[Spatial annotation records]:
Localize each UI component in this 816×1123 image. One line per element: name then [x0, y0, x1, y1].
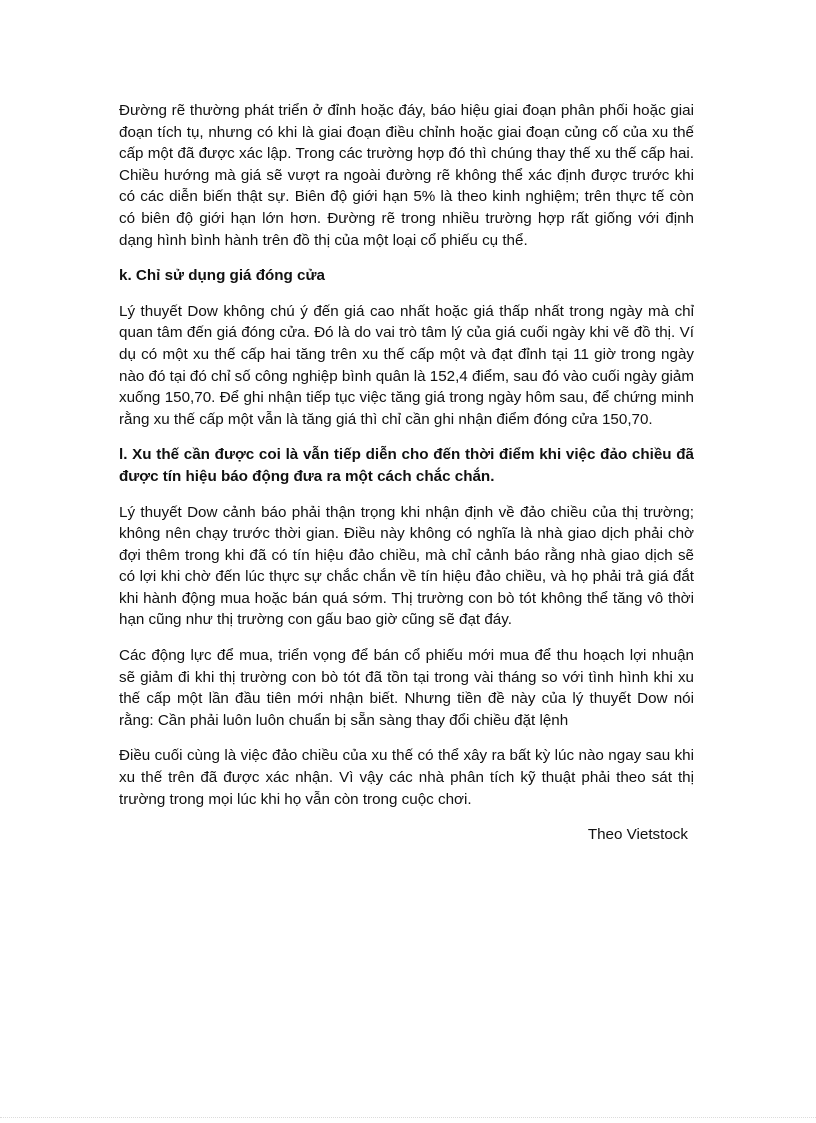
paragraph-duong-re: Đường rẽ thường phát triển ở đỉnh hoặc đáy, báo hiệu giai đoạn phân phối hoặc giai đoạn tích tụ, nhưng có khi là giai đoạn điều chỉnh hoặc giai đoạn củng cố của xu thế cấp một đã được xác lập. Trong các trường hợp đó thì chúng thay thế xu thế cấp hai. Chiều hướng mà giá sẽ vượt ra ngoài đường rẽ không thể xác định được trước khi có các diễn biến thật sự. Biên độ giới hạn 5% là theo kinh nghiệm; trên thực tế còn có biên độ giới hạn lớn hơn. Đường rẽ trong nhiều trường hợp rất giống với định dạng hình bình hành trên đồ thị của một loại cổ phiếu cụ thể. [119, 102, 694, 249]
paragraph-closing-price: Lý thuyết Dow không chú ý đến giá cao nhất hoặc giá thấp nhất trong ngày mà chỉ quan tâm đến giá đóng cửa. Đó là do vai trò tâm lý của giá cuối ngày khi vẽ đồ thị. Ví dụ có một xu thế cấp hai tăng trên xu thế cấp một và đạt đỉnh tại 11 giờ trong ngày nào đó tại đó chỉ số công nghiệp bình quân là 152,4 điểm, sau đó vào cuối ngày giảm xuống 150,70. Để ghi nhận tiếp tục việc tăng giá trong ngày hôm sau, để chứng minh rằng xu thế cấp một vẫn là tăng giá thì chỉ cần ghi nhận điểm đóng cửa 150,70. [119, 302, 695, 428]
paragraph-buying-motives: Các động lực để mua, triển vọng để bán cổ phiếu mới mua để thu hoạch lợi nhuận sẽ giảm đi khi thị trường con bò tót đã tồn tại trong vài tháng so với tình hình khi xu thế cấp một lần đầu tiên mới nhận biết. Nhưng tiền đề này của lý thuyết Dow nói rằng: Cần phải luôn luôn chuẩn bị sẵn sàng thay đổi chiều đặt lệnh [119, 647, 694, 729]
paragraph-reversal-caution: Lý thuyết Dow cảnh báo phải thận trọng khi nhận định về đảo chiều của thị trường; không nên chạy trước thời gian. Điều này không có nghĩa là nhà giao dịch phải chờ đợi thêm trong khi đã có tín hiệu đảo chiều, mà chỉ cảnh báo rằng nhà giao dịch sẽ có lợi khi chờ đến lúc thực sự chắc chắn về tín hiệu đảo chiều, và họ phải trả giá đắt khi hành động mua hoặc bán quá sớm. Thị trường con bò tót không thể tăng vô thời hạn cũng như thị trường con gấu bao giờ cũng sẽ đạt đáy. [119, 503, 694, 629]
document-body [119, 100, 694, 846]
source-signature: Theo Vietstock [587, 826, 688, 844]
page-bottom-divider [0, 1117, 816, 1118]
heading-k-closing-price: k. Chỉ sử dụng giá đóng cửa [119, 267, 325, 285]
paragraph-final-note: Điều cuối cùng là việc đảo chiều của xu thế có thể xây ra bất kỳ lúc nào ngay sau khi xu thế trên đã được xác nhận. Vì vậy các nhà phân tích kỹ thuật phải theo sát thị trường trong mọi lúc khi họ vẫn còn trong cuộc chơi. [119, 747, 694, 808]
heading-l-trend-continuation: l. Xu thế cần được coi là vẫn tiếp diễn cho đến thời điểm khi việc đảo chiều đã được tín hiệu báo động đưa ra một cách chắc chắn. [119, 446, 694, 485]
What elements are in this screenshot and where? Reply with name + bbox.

[Required task]:
Write out the listing again, putting "screen capture" in place of "screenshot" and keeping everything else the same. Leave the pictures out.

[Complete answer]:
Localize each UI component in this 816×1123 image. One line per element: name then [x0, y0, x1, y1].
paragraph-duong-re: Đường rẽ thường phát triển ở đỉnh hoặc đáy, báo hiệu giai đoạn phân phối hoặc giai đoạn tích tụ, nhưng có khi là giai đoạn điều chỉnh hoặc giai đoạn củng cố của xu thế cấp một đã được xác lập. Trong các trường hợp đó thì chúng thay thế xu thế cấp hai. Chiều hướng mà giá sẽ vượt ra ngoài đường rẽ không thể xác định được trước khi có các diễn biến thật sự. Biên độ giới hạn 5% là theo kinh nghiệm; trên thực tế còn có biên độ giới hạn lớn hơn. Đường rẽ trong nhiều trường hợp rất giống với định dạng hình bình hành trên đồ thị của một loại cổ phiếu cụ thể. [119, 102, 694, 249]
paragraph-closing-price: Lý thuyết Dow không chú ý đến giá cao nhất hoặc giá thấp nhất trong ngày mà chỉ quan tâm đến giá đóng cửa. Đó là do vai trò tâm lý của giá cuối ngày khi vẽ đồ thị. Ví dụ có một xu thế cấp hai tăng trên xu thế cấp một và đạt đỉnh tại 11 giờ trong ngày nào đó tại đó chỉ số công nghiệp bình quân là 152,4 điểm, sau đó vào cuối ngày giảm xuống 150,70. Để ghi nhận tiếp tục việc tăng giá trong ngày hôm sau, để chứng minh rằng xu thế cấp một vẫn là tăng giá thì chỉ cần ghi nhận điểm đóng cửa 150,70. [119, 302, 695, 428]
paragraph-buying-motives: Các động lực để mua, triển vọng để bán cổ phiếu mới mua để thu hoạch lợi nhuận sẽ giảm đi khi thị trường con bò tót đã tồn tại trong vài tháng so với tình hình khi xu thế cấp một lần đầu tiên mới nhận biết. Nhưng tiền đề này của lý thuyết Dow nói rằng: Cần phải luôn luôn chuẩn bị sẵn sàng thay đổi chiều đặt lệnh [119, 647, 694, 729]
paragraph-reversal-caution: Lý thuyết Dow cảnh báo phải thận trọng khi nhận định về đảo chiều của thị trường; không nên chạy trước thời gian. Điều này không có nghĩa là nhà giao dịch phải chờ đợi thêm trong khi đã có tín hiệu đảo chiều, mà chỉ cảnh báo rằng nhà giao dịch sẽ có lợi khi chờ đến lúc thực sự chắc chắn về tín hiệu đảo chiều, và họ phải trả giá đắt khi hành động mua hoặc bán quá sớm. Thị trường con bò tót không thể tăng vô thời hạn cũng như thị trường con gấu bao giờ cũng sẽ đạt đáy. [119, 503, 694, 629]
document-body [119, 100, 694, 846]
source-signature: Theo Vietstock [587, 826, 688, 844]
page-bottom-divider [0, 1117, 816, 1118]
heading-k-closing-price: k. Chỉ sử dụng giá đóng cửa [119, 267, 325, 285]
paragraph-final-note: Điều cuối cùng là việc đảo chiều của xu thế có thể xây ra bất kỳ lúc nào ngay sau khi xu thế trên đã được xác nhận. Vì vậy các nhà phân tích kỹ thuật phải theo sát thị trường trong mọi lúc khi họ vẫn còn trong cuộc chơi. [119, 747, 694, 808]
heading-l-trend-continuation: l. Xu thế cần được coi là vẫn tiếp diễn cho đến thời điểm khi việc đảo chiều đã được tín hiệu báo động đưa ra một cách chắc chắn. [119, 446, 694, 485]
What elements are in this screen capture and where? Reply with name + bbox.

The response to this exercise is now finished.